TEXTE FOURNI:
——————

Dans le livre interview du pape Jean-Paul II, Entrez dans l’Espérance dans lequel j’ai trouvé cette phrase : » André Malraux avait certainement raison de dire que le XXI siècle serait religieux ou ne serait pas“. Quel est le sens de ce mot : religieux?

Ma préoccupation est : les peuples africains en général, et le peuple togolais en particulier, vont-ils entrer dans l’Espérance ?

Évidemment, croire ou ne pas croire en Dieu, est laissé au choix de chaque individu. Dieu, dit l’abbé Pierre, « ne nous envoie pas que la bonté. Il nous envoie la liberté. Avec la liberté, tu peux être bon ou mauvais. »

Qui que nous ayons choisi d’être, bons ou mauvais, il y a bien des moments de notre vie où les circonstances nous contraignent à nous poser des questions. Et quelles questions ? Raymond Aron peut peut-être nous aider à répondre :

« Le fait que certains malheurs soient des questions et amènent à poser des questions qu’on ne posait pas, est un problème en soi. C’est le signe, peut-être, qu’une dimension de la vie, un certain regard sur la vie, sont suffisants pour assurer l’existence ordinaire, quand elle ne pose pas d’importantes questions et même les émousse, mais ne suffisent plus aux heures graves ».
En rédigeant leur lettre pastorale, nos évêques ont certainement touché des points graves, posé à toutes les couches de notre société, des questions qui les concernent, que l’on ne se pose pas les jours et les nuits ordinaires.

Placé au centre même de la lettre pastorale de la Conférence des Évêques du Togo aux citoyens, le point 3.6., me paraît d’une importance capitale, non seulement parce que cela nous surprend, venant de la part de serviteurs de Dieu qui connaissent bien leur Bible, en particulier le prologue du quatrième Évangile que tous les chrétiens récitent par coeur “ Au commencement était la Parole…toutes choses ont été faites par elle, et rien de ce qui a été fait, n’a été fait sans elle”( Jean chapitre 1, verset 1 à 3), mais aussi et surtout parce que ce point décrit une situation alarmante, bien sûr, qui n’est pas particulière au Togo, mais au monde entier, surtout au monde politique. Nos évêques écrivent en effet, en intertitre de leur lettre pastorale:
“3.6. Avant la parole : l’action…”

——————

EXTRAIT DE DONNÉES:
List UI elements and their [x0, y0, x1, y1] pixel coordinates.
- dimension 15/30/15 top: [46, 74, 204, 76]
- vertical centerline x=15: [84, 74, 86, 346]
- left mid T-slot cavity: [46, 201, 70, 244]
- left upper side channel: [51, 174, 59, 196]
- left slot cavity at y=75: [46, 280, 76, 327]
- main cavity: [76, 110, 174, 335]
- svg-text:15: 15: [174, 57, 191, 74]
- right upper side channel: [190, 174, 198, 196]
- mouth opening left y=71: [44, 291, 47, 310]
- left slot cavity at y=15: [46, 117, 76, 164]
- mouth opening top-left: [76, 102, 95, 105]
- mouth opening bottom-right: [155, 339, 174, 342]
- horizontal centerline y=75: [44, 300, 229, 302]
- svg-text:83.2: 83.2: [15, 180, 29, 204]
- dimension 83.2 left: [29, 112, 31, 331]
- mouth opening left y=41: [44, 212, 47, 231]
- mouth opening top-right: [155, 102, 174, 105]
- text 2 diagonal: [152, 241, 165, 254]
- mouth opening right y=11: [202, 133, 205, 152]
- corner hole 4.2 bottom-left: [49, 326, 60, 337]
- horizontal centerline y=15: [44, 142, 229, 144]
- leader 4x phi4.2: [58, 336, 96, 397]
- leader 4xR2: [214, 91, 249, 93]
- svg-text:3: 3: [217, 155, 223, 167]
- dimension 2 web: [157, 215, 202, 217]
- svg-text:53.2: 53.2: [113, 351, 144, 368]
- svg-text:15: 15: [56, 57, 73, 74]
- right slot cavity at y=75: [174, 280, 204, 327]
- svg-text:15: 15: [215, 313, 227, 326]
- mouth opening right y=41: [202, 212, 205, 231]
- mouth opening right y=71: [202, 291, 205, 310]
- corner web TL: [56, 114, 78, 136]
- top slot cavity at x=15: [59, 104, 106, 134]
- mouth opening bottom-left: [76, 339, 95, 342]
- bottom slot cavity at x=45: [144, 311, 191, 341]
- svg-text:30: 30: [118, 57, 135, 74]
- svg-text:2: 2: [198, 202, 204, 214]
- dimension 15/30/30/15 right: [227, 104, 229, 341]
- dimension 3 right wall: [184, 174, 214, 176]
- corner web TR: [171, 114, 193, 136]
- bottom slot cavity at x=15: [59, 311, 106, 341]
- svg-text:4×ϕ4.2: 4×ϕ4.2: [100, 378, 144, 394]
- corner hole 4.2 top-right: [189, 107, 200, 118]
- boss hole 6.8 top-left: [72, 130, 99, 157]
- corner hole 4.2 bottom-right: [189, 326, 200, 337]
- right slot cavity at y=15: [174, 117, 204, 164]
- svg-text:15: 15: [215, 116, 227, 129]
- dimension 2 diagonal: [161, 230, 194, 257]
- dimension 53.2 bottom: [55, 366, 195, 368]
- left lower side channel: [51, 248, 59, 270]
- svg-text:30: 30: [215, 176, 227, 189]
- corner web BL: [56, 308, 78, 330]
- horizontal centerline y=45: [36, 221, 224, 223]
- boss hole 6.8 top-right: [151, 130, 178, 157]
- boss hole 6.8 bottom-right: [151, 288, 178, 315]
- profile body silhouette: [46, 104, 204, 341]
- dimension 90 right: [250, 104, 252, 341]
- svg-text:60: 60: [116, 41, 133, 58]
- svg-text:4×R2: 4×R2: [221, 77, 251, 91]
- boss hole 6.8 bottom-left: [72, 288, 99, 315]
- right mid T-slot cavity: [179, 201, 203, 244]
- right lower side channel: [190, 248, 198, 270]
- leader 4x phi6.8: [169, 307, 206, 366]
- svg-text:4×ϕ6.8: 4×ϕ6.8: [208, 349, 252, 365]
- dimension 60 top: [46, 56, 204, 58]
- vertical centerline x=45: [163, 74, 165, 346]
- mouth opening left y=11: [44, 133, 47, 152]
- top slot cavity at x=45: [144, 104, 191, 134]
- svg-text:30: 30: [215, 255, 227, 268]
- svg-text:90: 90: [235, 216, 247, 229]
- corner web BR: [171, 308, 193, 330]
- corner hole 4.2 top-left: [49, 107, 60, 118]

——————

PROBLÈME POSÉ A:
D'après le texte fourni, quel point de la lettre pastorale de la Conférence des Évêques du Togo l'auteur juge-t-il d'une importance capitale ?
PROBLÈME POSÉ B:
Recopiez à l'identique le passage du texte fourni qui s'ouvre sur les mots contenant « Dans le livre » et se ferme sur « dans l’Espérance ? ».

RÉSULTAT OBTENU A:
Le point 3.6.

RÉSULTAT OBTENU B:
Dans le livre interview du pape Jean-Paul II, Entrez dans l’Espérance dans lequel j’ai trouvé cette phrase : » André Malraux avait certainement raison de dire que le XXI siècle serait religieux ou ne serait pas“. Quel est le sens de ce mot : religieux?

Ma préoccupation est : les peuples africains en général, et le peuple togolais en particulier, vont-ils entrer dans l’Espérance ?